:: EXERCISE DETAILS ::
Reproduce every entry exactly.

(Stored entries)
▬▬▬▬▬▬

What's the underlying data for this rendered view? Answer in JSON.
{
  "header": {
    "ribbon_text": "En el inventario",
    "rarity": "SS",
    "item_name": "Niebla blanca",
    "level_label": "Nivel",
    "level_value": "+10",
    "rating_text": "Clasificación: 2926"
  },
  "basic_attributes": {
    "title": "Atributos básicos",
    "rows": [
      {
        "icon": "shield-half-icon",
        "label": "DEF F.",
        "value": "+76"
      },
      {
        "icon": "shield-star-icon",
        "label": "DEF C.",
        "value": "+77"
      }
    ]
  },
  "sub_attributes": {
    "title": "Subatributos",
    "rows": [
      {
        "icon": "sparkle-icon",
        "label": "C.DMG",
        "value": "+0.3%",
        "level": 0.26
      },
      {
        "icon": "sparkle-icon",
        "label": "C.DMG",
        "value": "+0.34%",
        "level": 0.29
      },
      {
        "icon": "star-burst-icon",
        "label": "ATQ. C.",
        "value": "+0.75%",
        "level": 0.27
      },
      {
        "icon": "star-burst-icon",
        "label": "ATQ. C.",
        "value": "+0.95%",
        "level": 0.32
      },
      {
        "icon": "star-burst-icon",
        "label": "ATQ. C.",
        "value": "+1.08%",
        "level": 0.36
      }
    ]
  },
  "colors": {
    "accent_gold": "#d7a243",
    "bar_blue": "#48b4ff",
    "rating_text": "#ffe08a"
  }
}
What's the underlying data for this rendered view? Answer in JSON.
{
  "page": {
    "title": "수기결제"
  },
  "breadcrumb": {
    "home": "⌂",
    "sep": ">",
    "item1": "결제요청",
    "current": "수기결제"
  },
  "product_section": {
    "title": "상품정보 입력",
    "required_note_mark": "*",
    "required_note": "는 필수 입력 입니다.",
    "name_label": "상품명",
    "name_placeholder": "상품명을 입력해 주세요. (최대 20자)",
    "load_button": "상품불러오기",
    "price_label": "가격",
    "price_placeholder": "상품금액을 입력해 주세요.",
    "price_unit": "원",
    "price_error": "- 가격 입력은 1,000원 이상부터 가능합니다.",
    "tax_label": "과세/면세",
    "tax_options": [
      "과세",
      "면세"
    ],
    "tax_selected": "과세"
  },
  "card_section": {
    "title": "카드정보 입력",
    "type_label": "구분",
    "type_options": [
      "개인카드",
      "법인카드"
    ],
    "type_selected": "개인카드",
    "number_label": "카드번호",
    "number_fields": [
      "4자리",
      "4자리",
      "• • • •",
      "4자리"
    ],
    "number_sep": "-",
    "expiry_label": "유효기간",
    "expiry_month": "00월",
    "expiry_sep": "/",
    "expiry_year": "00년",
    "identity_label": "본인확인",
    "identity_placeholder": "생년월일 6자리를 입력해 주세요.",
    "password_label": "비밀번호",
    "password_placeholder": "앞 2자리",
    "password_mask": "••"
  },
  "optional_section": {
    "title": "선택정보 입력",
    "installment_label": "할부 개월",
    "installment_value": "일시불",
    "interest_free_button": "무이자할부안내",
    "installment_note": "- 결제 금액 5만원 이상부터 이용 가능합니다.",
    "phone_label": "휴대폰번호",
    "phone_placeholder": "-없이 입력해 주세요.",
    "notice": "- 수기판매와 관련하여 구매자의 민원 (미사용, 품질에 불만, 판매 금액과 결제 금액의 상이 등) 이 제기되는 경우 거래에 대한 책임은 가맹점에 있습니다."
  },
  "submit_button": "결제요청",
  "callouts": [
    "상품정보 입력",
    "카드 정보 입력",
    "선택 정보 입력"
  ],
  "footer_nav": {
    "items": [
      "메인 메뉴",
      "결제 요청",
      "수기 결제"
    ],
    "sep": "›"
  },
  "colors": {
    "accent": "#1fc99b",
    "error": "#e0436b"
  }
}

▬▬▬▬▬▬

:: SOLUTION ::
What's the underlying data for this rendered view? Answer in JSON.
{
  "header": {
    "ribbon_text": "En el inventario",
    "rarity": "SS",
    "item_name": "Niebla blanca",
    "level_label": "Nivel",
    "level_value": "+10",
    "rating_text": "Clasificación: 2926"
  },
  "basic_attributes": {
    "title": "Atributos básicos",
    "rows": [
      {
        "icon": "shield-half-icon",
        "label": "DEF F.",
        "value": "+76"
      },
      {
        "icon": "shield-star-icon",
        "label": "DEF C.",
        "value": "+77"
      }
    ]
  },
  "sub_attributes": {
    "title": "Subatributos",
    "rows": [
      {
        "icon": "sparkle-icon",
        "label": "C.DMG",
        "value": "+0.3%",
        "level": 0.26
      },
      {
        "icon": "sparkle-icon",
        "label": "C.DMG",
        "value": "+0.34%",
        "level": 0.29
      },
      {
        "icon": "star-burst-icon",
        "label": "ATQ. C.",
        "value": "+0.75%",
        "level": 0.27
      },
      {
        "icon": "star-burst-icon",
        "label": "ATQ. C.",
        "value": "+0.95%",
        "level": 0.32
      },
      {
        "icon": "star-burst-icon",
        "label": "ATQ. C.",
        "value": "+1.08%",
        "level": 0.36
      }
    ]
  },
  "colors": {
    "accent_gold": "#d7a243",
    "bar_blue": "#48b4ff",
    "rating_text": "#ffe08a"
  }
}
What's the underlying data for this rendered view? Answer in JSON.
{
  "page": {
    "title": "수기결제"
  },
  "breadcrumb": {
    "home": "⌂",
    "sep": ">",
    "item1": "결제요청",
    "current": "수기결제"
  },
  "product_section": {
    "title": "상품정보 입력",
    "required_note_mark": "*",
    "required_note": "는 필수 입력 입니다.",
    "name_label": "상품명",
    "name_placeholder": "상품명을 입력해 주세요. (최대 20자)",
    "load_button": "상품불러오기",
    "price_label": "가격",
    "price_placeholder": "상품금액을 입력해 주세요.",
    "price_unit": "원",
    "price_error": "- 가격 입력은 1,000원 이상부터 가능합니다.",
    "tax_label": "과세/면세",
    "tax_options": [
      "과세",
      "면세"
    ],
    "tax_selected": "과세"
  },
  "card_section": {
    "title": "카드정보 입력",
    "type_label": "구분",
    "type_options": [
      "개인카드",
      "법인카드"
    ],
    "type_selected": "개인카드",
    "number_label": "카드번호",
    "number_fields": [
      "4자리",
      "4자리",
      "• • • •",
      "4자리"
    ],
    "number_sep": "-",
    "expiry_label": "유효기간",
    "expiry_month": "00월",
    "expiry_sep": "/",
    "expiry_year": "00년",
    "identity_label": "본인확인",
    "identity_placeholder": "생년월일 6자리를 입력해 주세요.",
    "password_label": "비밀번호",
    "password_placeholder": "앞 2자리",
    "password_mask": "••"
  },
  "optional_section": {
    "title": "선택정보 입력",
    "installment_label": "할부 개월",
    "installment_value": "일시불",
    "interest_free_button": "무이자할부안내",
    "installment_note": "- 결제 금액 5만원 이상부터 이용 가능합니다.",
    "phone_label": "휴대폰번호",
    "phone_placeholder": "-없이 입력해 주세요.",
    "notice": "- 수기판매와 관련하여 구매자의 민원 (미사용, 품질에 불만, 판매 금액과 결제 금액의 상이 등) 이 제기되는 경우 거래에 대한 책임은 가맹점에 있습니다."
  },
  "submit_button": "결제요청",
  "callouts": [
    "상품정보 입력",
    "카드 정보 입력",
    "선택 정보 입력"
  ],
  "footer_nav": {
    "items": [
      "메인 메뉴",
      "결제 요청",
      "수기 결제"
    ],
    "sep": "›"
  },
  "colors": {
    "accent": "#1fc99b",
    "error": "#e0436b"
  }
}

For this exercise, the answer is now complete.